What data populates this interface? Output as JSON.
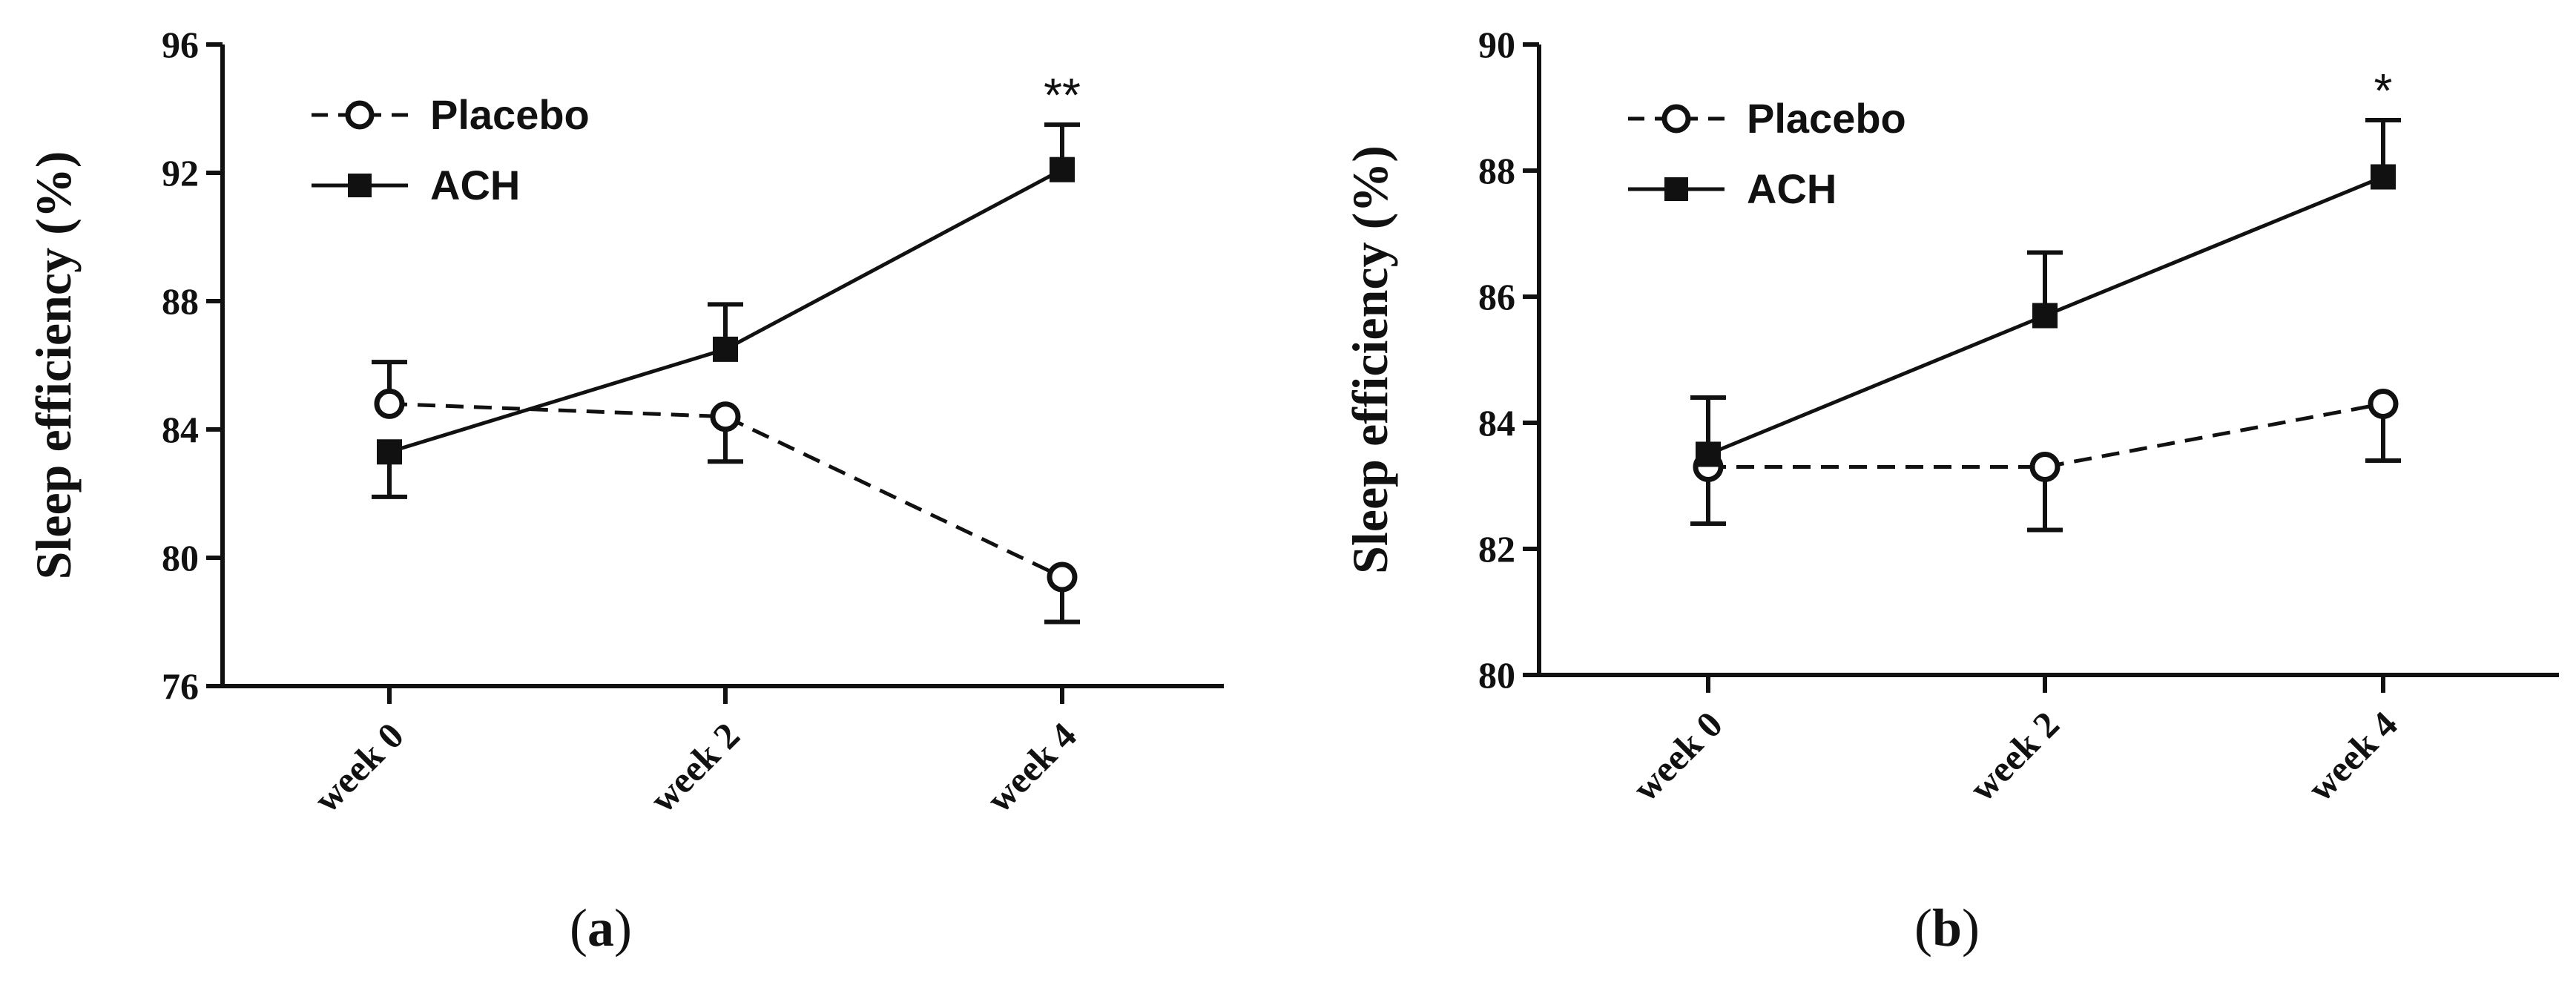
{
  "figure": {
    "colors": {
      "ink": "#111111",
      "background": "#ffffff"
    }
  },
  "chart_data": [
    {
      "type": "line",
      "panel_label": "a",
      "title": "",
      "ylabel": "Sleep efficiency (%)",
      "xlabel": "",
      "ylim": [
        76,
        96
      ],
      "yticks": [
        "76",
        "80",
        "84",
        "88",
        "92",
        "96"
      ],
      "categories": [
        "week 0",
        "week 2",
        "week 4"
      ],
      "legend": {
        "position": "top-left"
      },
      "series": [
        {
          "name": "Placebo",
          "marker": "open-circle",
          "line": "dashed",
          "values": [
            84.8,
            84.4,
            79.4
          ],
          "errors": [
            1.3,
            1.4,
            1.4
          ],
          "error_dir": [
            1,
            -1,
            -1
          ]
        },
        {
          "name": "ACH",
          "marker": "filled-square",
          "line": "solid",
          "values": [
            83.3,
            86.5,
            92.1
          ],
          "errors": [
            1.4,
            1.4,
            1.4
          ],
          "error_dir": [
            -1,
            1,
            1
          ]
        }
      ],
      "annotations": [
        {
          "category": "week 4",
          "text": "**"
        }
      ]
    },
    {
      "type": "line",
      "panel_label": "b",
      "title": "",
      "ylabel": "Sleep efficiency (%)",
      "xlabel": "",
      "ylim": [
        80,
        90
      ],
      "yticks": [
        "80",
        "82",
        "84",
        "86",
        "88",
        "90"
      ],
      "categories": [
        "week 0",
        "week 2",
        "week 4"
      ],
      "legend": {
        "position": "top-left"
      },
      "series": [
        {
          "name": "Placebo",
          "marker": "open-circle",
          "line": "dashed",
          "values": [
            83.3,
            83.3,
            84.3
          ],
          "errors": [
            0.9,
            1.0,
            0.9
          ],
          "error_dir": [
            -1,
            -1,
            -1
          ]
        },
        {
          "name": "ACH",
          "marker": "filled-square",
          "line": "solid",
          "values": [
            83.5,
            85.7,
            87.9
          ],
          "errors": [
            0.9,
            1.0,
            0.9
          ],
          "error_dir": [
            1,
            1,
            1
          ]
        }
      ],
      "annotations": [
        {
          "category": "week 4",
          "text": "*"
        }
      ]
    }
  ]
}
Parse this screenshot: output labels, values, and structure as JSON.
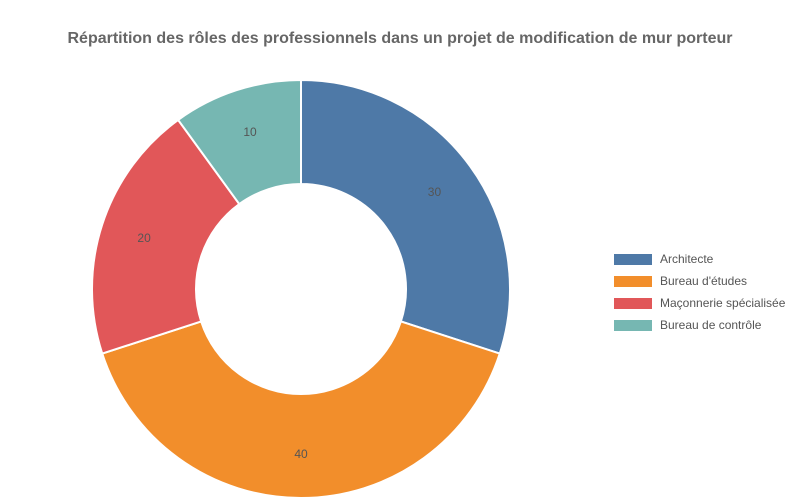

══════

**Your objective**
Quote the entries above word for word. Leave the images out.

**Exercise output**
What data populates this interface? Output as JSON.
{
  "figure": {
    "colors": {
      "ink": "#111111",
      "background": "#ffffff"
    }
  },
  "chart_data": [
    {
      "type": "line",
      "panel_label": "a",
      "title": "",
      "ylabel": "Sleep efficiency (%)",
      "xlabel": "",
      "ylim": [
        76,
        96
      ],
      "yticks": [
        "76",
        "80",
        "84",
        "88",
        "92",
        "96"
      ],
      "categories": [
        "week 0",
        "week 2",
        "week 4"
      ],
      "legend": {
        "position": "top-left"
      },
      "series": [
        {
          "name": "Placebo",
          "marker": "open-circle",
          "line": "dashed",
          "values": [
            84.8,
            84.4,
            79.4
          ],
          "errors": [
            1.3,
            1.4,
            1.4
          ],
          "error_dir": [
            1,
            -1,
            -1
          ]
        },
        {
          "name": "ACH",
          "marker": "filled-square",
          "line": "solid",
          "values": [
            83.3,
            86.5,
            92.1
          ],
          "errors": [
            1.4,
            1.4,
            1.4
          ],
          "error_dir": [
            -1,
            1,
            1
          ]
        }
      ],
      "annotations": [
        {
          "category": "week 4",
          "text": "**"
        }
      ]
    },
    {
      "type": "line",
      "panel_label": "b",
      "title": "",
      "ylabel": "Sleep efficiency (%)",
      "xlabel": "",
      "ylim": [
        80,
        90
      ],
      "yticks": [
        "80",
        "82",
        "84",
        "86",
        "88",
        "90"
      ],
      "categories": [
        "week 0",
        "week 2",
        "week 4"
      ],
      "legend": {
        "position": "top-left"
      },
      "series": [
        {
          "name": "Placebo",
          "marker": "open-circle",
          "line": "dashed",
          "values": [
            83.3,
            83.3,
            84.3
          ],
          "errors": [
            0.9,
            1.0,
            0.9
          ],
          "error_dir": [
            -1,
            -1,
            -1
          ]
        },
        {
          "name": "ACH",
          "marker": "filled-square",
          "line": "solid",
          "values": [
            83.5,
            85.7,
            87.9
          ],
          "errors": [
            0.9,
            1.0,
            0.9
          ],
          "error_dir": [
            1,
            1,
            1
          ]
        }
      ],
      "annotations": [
        {
          "category": "week 4",
          "text": "*"
        }
      ]
    }
  ]
}
Parse this screenshot: output labels, values, and structure as JSON.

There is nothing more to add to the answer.